Data to process:
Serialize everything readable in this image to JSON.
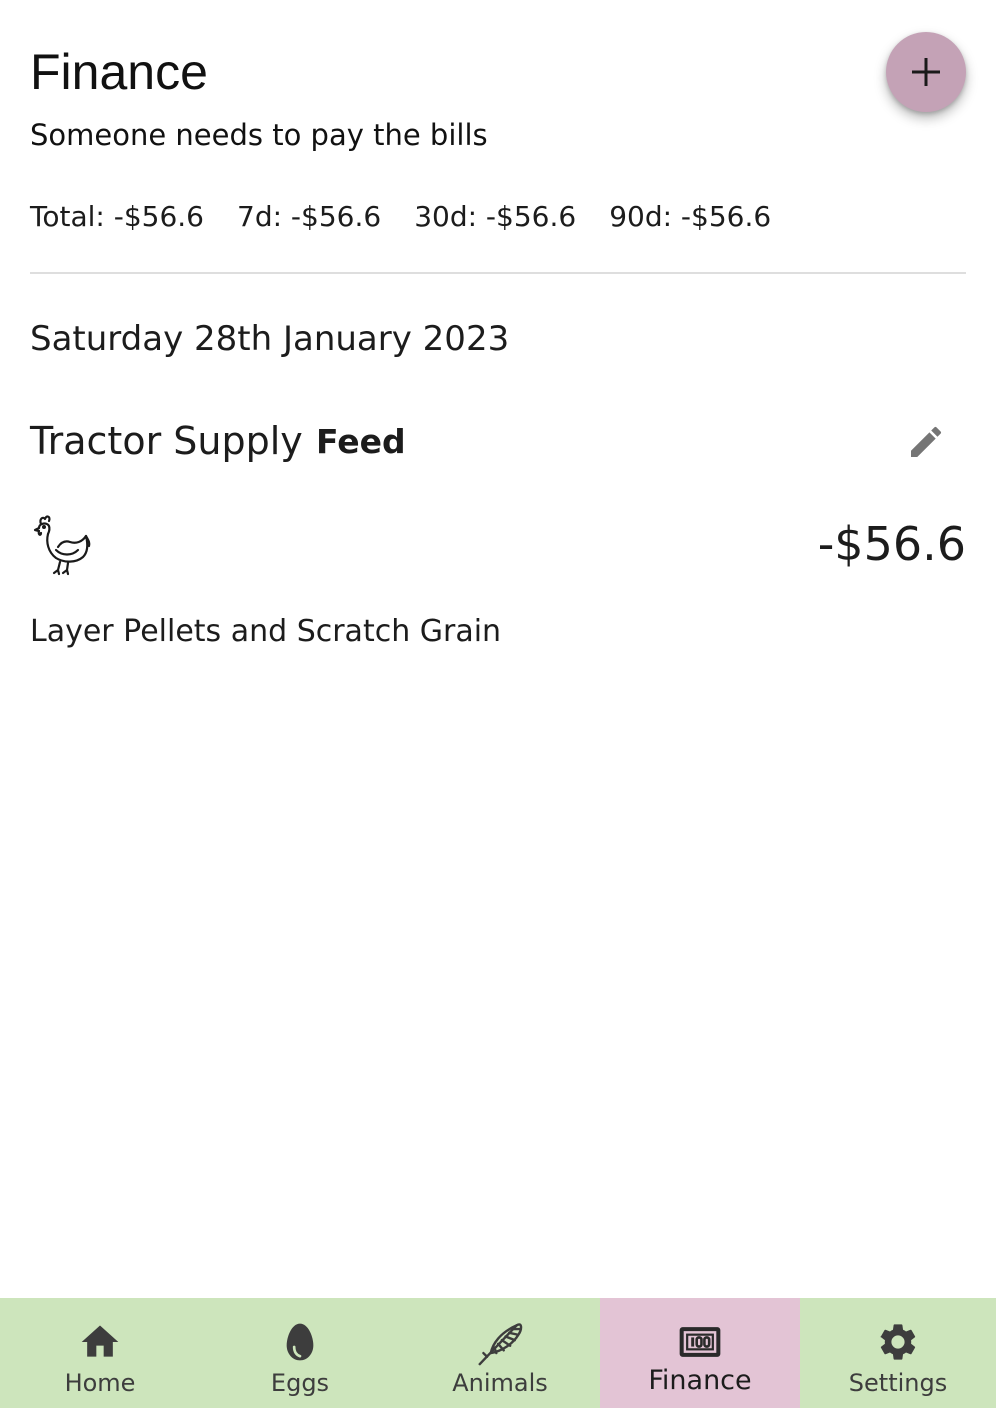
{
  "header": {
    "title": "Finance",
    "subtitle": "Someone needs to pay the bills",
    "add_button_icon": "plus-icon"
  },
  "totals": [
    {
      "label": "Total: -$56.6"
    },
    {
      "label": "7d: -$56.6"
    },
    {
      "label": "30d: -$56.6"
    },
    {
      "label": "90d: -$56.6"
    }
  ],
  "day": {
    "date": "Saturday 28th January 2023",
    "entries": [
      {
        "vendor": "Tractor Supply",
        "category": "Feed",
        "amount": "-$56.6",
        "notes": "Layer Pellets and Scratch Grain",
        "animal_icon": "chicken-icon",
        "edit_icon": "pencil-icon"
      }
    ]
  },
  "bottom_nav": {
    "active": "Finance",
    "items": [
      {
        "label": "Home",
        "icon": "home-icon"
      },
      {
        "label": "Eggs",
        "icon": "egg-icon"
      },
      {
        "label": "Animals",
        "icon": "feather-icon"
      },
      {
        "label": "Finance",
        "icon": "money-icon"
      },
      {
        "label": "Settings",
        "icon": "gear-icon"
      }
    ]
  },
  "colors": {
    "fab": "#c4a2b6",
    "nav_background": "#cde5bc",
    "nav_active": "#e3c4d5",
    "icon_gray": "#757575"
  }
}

---

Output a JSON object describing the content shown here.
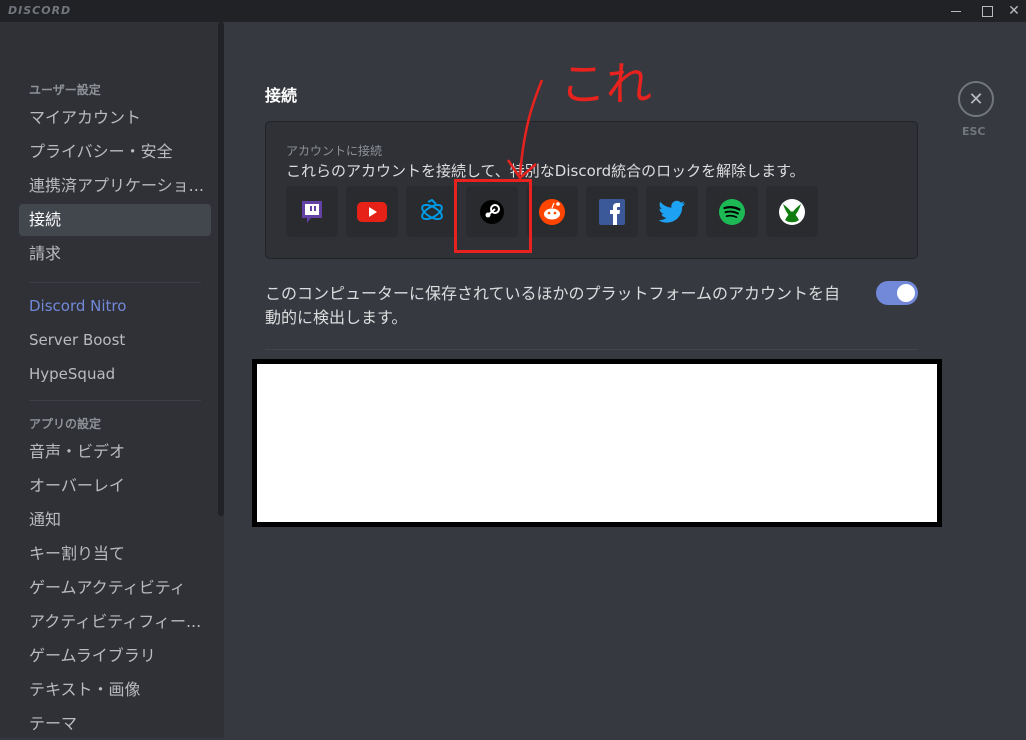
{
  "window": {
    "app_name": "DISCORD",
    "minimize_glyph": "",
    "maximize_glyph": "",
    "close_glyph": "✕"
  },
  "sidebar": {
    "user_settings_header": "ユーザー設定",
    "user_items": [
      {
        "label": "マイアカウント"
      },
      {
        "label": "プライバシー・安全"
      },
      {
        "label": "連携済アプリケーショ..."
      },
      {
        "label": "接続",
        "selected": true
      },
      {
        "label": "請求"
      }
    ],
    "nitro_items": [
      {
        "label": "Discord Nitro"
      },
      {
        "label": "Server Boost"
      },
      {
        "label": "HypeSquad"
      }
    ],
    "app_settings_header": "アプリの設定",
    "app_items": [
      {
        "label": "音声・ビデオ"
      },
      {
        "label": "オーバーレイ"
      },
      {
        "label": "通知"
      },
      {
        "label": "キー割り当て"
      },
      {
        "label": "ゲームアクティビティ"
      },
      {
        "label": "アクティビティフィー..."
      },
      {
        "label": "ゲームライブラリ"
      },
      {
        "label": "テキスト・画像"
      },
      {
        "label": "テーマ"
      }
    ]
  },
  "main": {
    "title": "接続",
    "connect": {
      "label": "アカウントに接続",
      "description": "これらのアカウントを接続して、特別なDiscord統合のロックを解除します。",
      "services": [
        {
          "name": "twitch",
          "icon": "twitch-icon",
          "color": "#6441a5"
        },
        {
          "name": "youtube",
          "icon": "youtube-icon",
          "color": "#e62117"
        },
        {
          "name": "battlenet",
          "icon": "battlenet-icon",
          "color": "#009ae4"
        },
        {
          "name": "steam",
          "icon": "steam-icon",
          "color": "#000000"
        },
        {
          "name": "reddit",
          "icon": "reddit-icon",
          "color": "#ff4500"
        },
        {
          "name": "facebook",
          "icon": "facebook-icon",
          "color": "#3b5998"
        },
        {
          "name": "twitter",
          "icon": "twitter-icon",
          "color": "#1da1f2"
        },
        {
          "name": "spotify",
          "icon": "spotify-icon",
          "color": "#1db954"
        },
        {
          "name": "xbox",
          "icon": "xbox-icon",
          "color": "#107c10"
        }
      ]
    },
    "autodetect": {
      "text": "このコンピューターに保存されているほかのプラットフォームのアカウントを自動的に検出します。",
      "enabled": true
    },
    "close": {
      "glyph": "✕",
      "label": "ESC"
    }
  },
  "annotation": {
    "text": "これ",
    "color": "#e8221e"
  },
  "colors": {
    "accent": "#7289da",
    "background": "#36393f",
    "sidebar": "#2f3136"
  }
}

Task to carry out: Lines of the listing that contain the word "JSON" are to be counted; report only their number.

Written answer: 2